**Exercise**
Return exactly, and only, the lines from the line containing "Read this page and output its text content." through the final line of the records below, both included.

:::::

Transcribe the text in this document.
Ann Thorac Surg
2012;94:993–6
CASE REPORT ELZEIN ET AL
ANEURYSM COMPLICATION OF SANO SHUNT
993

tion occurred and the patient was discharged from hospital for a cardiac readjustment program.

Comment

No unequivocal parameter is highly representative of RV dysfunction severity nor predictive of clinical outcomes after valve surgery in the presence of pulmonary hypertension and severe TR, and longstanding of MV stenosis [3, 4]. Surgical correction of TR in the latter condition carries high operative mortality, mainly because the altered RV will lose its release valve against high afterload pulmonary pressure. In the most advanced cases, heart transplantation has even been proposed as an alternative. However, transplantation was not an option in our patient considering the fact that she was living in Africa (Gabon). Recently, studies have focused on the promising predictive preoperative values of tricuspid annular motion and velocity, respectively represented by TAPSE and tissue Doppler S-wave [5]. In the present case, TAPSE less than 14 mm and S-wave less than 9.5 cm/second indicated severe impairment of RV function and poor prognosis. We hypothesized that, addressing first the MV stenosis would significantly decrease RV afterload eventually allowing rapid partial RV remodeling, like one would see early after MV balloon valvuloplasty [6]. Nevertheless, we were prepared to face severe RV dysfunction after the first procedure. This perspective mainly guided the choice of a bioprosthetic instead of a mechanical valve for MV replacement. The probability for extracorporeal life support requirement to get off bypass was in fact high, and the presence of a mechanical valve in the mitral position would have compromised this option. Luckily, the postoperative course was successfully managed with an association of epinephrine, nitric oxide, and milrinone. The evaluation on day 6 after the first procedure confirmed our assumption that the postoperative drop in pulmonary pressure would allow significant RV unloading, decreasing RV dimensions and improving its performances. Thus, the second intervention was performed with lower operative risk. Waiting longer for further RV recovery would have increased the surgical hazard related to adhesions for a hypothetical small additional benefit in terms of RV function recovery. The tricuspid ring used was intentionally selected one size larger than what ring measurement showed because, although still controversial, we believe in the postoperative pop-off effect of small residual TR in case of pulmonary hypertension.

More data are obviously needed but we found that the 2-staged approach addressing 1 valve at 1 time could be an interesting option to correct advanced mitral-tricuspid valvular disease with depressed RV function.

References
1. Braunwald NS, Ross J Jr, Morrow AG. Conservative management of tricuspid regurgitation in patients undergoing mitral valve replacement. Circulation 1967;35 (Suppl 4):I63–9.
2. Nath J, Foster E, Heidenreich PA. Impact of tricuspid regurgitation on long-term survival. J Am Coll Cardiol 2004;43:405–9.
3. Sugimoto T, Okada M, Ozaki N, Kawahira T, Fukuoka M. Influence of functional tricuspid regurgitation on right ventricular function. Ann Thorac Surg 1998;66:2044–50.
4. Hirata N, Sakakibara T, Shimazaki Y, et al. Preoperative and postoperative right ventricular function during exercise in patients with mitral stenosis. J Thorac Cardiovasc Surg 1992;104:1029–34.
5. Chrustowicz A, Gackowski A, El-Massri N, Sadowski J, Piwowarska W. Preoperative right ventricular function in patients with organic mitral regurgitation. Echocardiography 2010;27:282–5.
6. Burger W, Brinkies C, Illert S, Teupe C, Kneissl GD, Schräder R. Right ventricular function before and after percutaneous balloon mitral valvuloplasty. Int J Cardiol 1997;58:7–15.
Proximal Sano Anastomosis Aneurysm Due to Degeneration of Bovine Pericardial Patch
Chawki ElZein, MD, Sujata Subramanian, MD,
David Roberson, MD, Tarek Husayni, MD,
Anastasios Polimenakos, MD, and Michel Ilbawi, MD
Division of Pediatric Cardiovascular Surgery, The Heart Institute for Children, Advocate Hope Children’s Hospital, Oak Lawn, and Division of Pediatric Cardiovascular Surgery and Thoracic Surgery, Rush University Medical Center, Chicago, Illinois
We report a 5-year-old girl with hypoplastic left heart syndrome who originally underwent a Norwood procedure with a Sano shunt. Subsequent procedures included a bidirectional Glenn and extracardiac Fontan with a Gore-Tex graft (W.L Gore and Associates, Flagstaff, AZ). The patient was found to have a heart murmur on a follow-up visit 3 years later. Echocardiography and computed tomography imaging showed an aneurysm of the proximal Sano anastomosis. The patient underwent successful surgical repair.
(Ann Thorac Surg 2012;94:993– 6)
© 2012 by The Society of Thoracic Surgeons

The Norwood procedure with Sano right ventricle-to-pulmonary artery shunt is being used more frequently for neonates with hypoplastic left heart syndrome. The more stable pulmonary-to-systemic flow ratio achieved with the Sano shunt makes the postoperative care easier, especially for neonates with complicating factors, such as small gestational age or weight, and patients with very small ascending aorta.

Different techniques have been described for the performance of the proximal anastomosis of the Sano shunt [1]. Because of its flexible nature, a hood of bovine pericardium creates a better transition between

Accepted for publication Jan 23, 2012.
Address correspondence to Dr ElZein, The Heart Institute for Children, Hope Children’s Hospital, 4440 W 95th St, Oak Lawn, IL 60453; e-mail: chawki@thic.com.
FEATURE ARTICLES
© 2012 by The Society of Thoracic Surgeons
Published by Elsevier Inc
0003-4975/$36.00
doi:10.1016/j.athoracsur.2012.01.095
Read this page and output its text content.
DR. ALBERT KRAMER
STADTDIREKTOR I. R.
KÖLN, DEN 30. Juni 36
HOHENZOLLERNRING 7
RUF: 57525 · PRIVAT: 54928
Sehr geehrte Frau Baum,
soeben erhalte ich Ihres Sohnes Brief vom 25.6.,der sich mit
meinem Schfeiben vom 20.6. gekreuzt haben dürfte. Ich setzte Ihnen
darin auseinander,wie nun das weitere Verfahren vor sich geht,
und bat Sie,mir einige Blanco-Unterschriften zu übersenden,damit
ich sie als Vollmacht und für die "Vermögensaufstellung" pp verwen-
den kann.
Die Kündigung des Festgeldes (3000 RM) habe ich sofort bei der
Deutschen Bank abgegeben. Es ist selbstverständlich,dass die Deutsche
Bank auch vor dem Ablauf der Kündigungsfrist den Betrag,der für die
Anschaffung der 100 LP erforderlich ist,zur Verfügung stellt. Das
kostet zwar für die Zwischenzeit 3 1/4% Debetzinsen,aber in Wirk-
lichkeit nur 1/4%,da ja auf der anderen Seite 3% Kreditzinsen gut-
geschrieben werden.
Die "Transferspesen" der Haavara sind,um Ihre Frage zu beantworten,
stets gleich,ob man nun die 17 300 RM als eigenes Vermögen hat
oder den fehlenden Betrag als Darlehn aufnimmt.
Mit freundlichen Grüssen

:::::

**Task response**
Read this page and output its text content.
DR. ALBERT KRAMER
STADTDIREKTOR I. R.
KÖLN, DEN 30. Juni 36
HOHENZOLLERNRING 7
RUF: 57525 · PRIVAT: 54928
Sehr geehrte Frau Baum,
soeben erhalte ich Ihres Sohnes Brief vom 25.6.,der sich mit
meinem Schfeiben vom 20.6. gekreuzt haben dürfte. Ich setzte Ihnen
darin auseinander,wie nun das weitere Verfahren vor sich geht,
und bat Sie,mir einige Blanco-Unterschriften zu übersenden,damit
ich sie als Vollmacht und für die "Vermögensaufstellung" pp verwen-
den kann.
Die Kündigung des Festgeldes (3000 RM) habe ich sofort bei der
Deutschen Bank abgegeben. Es ist selbstverständlich,dass die Deutsche
Bank auch vor dem Ablauf der Kündigungsfrist den Betrag,der für die
Anschaffung der 100 LP erforderlich ist,zur Verfügung stellt. Das
kostet zwar für die Zwischenzeit 3 1/4% Debetzinsen,aber in Wirk-
lichkeit nur 1/4%,da ja auf der anderen Seite 3% Kreditzinsen gut-
geschrieben werden.
Die "Transferspesen" der Haavara sind,um Ihre Frage zu beantworten,
stets gleich,ob man nun die 17 300 RM als eigenes Vermögen hat
oder den fehlenden Betrag als Darlehn aufnimmt.
Mit freundlichen Grüssen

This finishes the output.